Prompt 1 -
In the passage on football injuries, about how many injuries does a professional team with a squad of 25 players typically suffer each season?
Prompt 2 -
Write the next part of the passage on football injuries, picking up after its final sentence.
START Excerpt provided
Football (soccer) is a team sport with high physical demands (jumping, sprinting, heading, quick changes of direction, tackling) that puts its players at increased risk of both contact (e.g., concussion) and non-contact (e.g., Anterior Cruciate Ligament (ACL) injuries (López-Valenciano et al., 2020). Indeed, a professional football team with a squad of 25 players typically suffers about 50 injuries each season that result in substantial time-loss from play [5] (Ekstrand, Hägglund, & Waldén, 2011). This comes at a significant performance cost to a football organization where player availability has been found to correlate very strongly (r > 0.85) with on-pitch success metrics such as games won, goals scored, total points and final league position [12] (Hägglund et al., 2013; Eirale et al., 2013).

Furthermore, injuries also pose a significant financial burden to football organizations. A recent study calculated that the cost of lost wages and lost prize money, means an English Premier League team could lose an average of £45 million per season as a consequence of injury-related decrements in performance (Eliakim, Morgulev, Lidor, Meckel, 2020) [6].
END Excerpt provided
START Data records
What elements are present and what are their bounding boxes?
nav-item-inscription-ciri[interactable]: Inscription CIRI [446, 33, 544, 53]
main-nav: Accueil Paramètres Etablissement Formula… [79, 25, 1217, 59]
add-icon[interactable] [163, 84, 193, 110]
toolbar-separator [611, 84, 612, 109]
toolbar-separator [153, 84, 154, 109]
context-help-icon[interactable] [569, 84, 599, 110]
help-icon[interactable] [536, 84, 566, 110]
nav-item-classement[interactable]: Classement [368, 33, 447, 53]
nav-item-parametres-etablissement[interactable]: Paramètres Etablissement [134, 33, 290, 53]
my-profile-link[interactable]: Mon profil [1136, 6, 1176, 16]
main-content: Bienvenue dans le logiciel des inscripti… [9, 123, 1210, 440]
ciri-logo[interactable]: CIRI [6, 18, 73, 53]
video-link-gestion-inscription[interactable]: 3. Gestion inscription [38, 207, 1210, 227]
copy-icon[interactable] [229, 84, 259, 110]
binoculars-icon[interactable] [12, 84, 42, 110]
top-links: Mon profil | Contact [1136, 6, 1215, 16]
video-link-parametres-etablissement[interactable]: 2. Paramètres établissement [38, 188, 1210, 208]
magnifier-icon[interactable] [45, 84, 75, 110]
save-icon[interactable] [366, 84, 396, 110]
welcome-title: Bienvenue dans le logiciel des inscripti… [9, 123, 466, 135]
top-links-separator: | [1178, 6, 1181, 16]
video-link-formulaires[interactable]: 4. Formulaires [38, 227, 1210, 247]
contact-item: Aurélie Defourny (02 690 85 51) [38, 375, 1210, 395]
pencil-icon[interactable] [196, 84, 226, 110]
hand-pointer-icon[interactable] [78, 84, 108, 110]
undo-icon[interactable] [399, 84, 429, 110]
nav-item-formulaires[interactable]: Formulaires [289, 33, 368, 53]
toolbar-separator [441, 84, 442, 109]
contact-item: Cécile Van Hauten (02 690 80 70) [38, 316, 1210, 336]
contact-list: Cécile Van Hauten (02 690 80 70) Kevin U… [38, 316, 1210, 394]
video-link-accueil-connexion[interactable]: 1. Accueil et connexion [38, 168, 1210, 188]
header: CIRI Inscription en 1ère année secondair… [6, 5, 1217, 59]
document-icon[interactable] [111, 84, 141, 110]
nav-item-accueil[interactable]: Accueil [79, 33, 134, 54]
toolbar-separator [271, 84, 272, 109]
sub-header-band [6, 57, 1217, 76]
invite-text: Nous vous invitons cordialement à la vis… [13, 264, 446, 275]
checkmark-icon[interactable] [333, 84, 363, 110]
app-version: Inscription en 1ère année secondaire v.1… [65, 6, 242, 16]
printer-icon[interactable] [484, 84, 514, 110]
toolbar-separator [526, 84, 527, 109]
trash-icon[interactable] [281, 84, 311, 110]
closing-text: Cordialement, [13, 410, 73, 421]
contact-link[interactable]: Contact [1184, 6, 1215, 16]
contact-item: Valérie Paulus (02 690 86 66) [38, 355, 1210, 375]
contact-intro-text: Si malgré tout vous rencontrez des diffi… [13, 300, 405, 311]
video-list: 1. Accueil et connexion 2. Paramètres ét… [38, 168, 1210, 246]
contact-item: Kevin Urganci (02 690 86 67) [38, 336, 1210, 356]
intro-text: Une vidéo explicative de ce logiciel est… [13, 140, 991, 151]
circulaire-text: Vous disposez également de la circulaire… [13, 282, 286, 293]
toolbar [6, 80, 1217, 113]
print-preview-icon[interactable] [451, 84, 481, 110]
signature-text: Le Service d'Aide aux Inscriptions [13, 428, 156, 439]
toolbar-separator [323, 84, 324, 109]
END Data records
Exercise output 1 -
About 50 injuries each season.

Exercise output 2 -
These finding provide professional football organizations with a strong economic and performative incentive to invest in injury prevention and rehabilitation programs and technologies. One emerging technology that is being proposed as a method of augmenting traditional rehabilitation practices for both head [23] (Santos, Yamaguchi, Buckley, & Caccese, 2020) and musculoskeletal (Vogt, Skjæret-Maroni, Neuhaus, & Baumeister, 2019) injuries is Virtual Reality (VR). Through a head-mounted display (HMD), an immersive virtual environment can be presented where there is one-to-one mapping between movement in the real world and movement in the virtual world. This direct correspondence between how a person feels their movement in the real world and sees their movement in VR is critical for optimising rehabilitation and training. Preserving this behavioural realism ensures that the virtual environment (VE) allows users to interact with 3D generated models in real time while using their natural senses and skills (Craig, 2013) [13].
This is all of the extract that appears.